▶ _Short exercise_: Repeat every line below exactly as it reads.

Collected data entries
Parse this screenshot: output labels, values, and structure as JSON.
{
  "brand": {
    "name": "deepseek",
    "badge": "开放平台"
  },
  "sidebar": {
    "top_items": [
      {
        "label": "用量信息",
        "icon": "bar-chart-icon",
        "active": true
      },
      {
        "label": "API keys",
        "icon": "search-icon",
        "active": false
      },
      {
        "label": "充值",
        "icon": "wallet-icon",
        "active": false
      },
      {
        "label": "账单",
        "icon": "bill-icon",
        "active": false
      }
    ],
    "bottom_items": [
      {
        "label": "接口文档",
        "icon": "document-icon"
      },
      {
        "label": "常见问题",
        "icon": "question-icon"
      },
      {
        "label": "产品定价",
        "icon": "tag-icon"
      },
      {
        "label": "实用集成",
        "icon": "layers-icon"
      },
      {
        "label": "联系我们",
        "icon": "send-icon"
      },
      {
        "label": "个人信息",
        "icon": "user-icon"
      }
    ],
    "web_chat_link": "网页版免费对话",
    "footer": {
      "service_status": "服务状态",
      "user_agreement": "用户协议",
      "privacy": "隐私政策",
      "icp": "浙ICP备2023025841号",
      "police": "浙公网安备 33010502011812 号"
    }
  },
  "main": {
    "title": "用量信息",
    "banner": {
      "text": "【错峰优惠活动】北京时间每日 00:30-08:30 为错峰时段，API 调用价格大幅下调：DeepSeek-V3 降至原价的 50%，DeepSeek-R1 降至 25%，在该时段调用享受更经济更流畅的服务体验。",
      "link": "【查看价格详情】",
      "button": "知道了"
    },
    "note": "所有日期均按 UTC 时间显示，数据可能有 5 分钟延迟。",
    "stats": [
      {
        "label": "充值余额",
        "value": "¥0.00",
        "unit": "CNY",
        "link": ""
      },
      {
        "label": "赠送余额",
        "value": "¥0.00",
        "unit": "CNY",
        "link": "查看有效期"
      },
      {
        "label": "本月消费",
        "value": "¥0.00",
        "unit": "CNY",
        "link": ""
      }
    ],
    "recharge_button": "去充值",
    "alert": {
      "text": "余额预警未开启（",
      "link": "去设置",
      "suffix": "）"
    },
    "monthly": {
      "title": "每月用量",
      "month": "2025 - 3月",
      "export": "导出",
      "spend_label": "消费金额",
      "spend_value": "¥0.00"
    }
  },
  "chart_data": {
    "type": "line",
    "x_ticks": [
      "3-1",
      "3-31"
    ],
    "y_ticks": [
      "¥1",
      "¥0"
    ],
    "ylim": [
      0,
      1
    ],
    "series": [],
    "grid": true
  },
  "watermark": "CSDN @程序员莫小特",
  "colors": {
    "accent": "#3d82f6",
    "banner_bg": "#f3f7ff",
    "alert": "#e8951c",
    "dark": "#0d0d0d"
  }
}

▶ _Solved exercise_:
Parse this screenshot: output labels, values, and structure as JSON.
{
  "brand": {
    "name": "deepseek",
    "badge": "开放平台"
  },
  "sidebar": {
    "top_items": [
      {
        "label": "用量信息",
        "icon": "bar-chart-icon",
        "active": true
      },
      {
        "label": "API keys",
        "icon": "search-icon",
        "active": false
      },
      {
        "label": "充值",
        "icon": "wallet-icon",
        "active": false
      },
      {
        "label": "账单",
        "icon": "bill-icon",
        "active": false
      }
    ],
    "bottom_items": [
      {
        "label": "接口文档",
        "icon": "document-icon"
      },
      {
        "label": "常见问题",
        "icon": "question-icon"
      },
      {
        "label": "产品定价",
        "icon": "tag-icon"
      },
      {
        "label": "实用集成",
        "icon": "layers-icon"
      },
      {
        "label": "联系我们",
        "icon": "send-icon"
      },
      {
        "label": "个人信息",
        "icon": "user-icon"
      }
    ],
    "web_chat_link": "网页版免费对话",
    "footer": {
      "service_status": "服务状态",
      "user_agreement": "用户协议",
      "privacy": "隐私政策",
      "icp": "浙ICP备2023025841号",
      "police": "浙公网安备 33010502011812 号"
    }
  },
  "main": {
    "title": "用量信息",
    "banner": {
      "text": "【错峰优惠活动】北京时间每日 00:30-08:30 为错峰时段，API 调用价格大幅下调：DeepSeek-V3 降至原价的 50%，DeepSeek-R1 降至 25%，在该时段调用享受更经济更流畅的服务体验。",
      "link": "【查看价格详情】",
      "button": "知道了"
    },
    "note": "所有日期均按 UTC 时间显示，数据可能有 5 分钟延迟。",
    "stats": [
      {
        "label": "充值余额",
        "value": "¥0.00",
        "unit": "CNY",
        "link": ""
      },
      {
        "label": "赠送余额",
        "value": "¥0.00",
        "unit": "CNY",
        "link": "查看有效期"
      },
      {
        "label": "本月消费",
        "value": "¥0.00",
        "unit": "CNY",
        "link": ""
      }
    ],
    "recharge_button": "去充值",
    "alert": {
      "text": "余额预警未开启（",
      "link": "去设置",
      "suffix": "）"
    },
    "monthly": {
      "title": "每月用量",
      "month": "2025 - 3月",
      "export": "导出",
      "spend_label": "消费金额",
      "spend_value": "¥0.00"
    }
  },
  "chart_data": {
    "type": "line",
    "x_ticks": [
      "3-1",
      "3-31"
    ],
    "y_ticks": [
      "¥1",
      "¥0"
    ],
    "ylim": [
      0,
      1
    ],
    "series": [],
    "grid": true
  },
  "watermark": "CSDN @程序员莫小特",
  "colors": {
    "accent": "#3d82f6",
    "banner_bg": "#f3f7ff",
    "alert": "#e8951c",
    "dark": "#0d0d0d"
  }
}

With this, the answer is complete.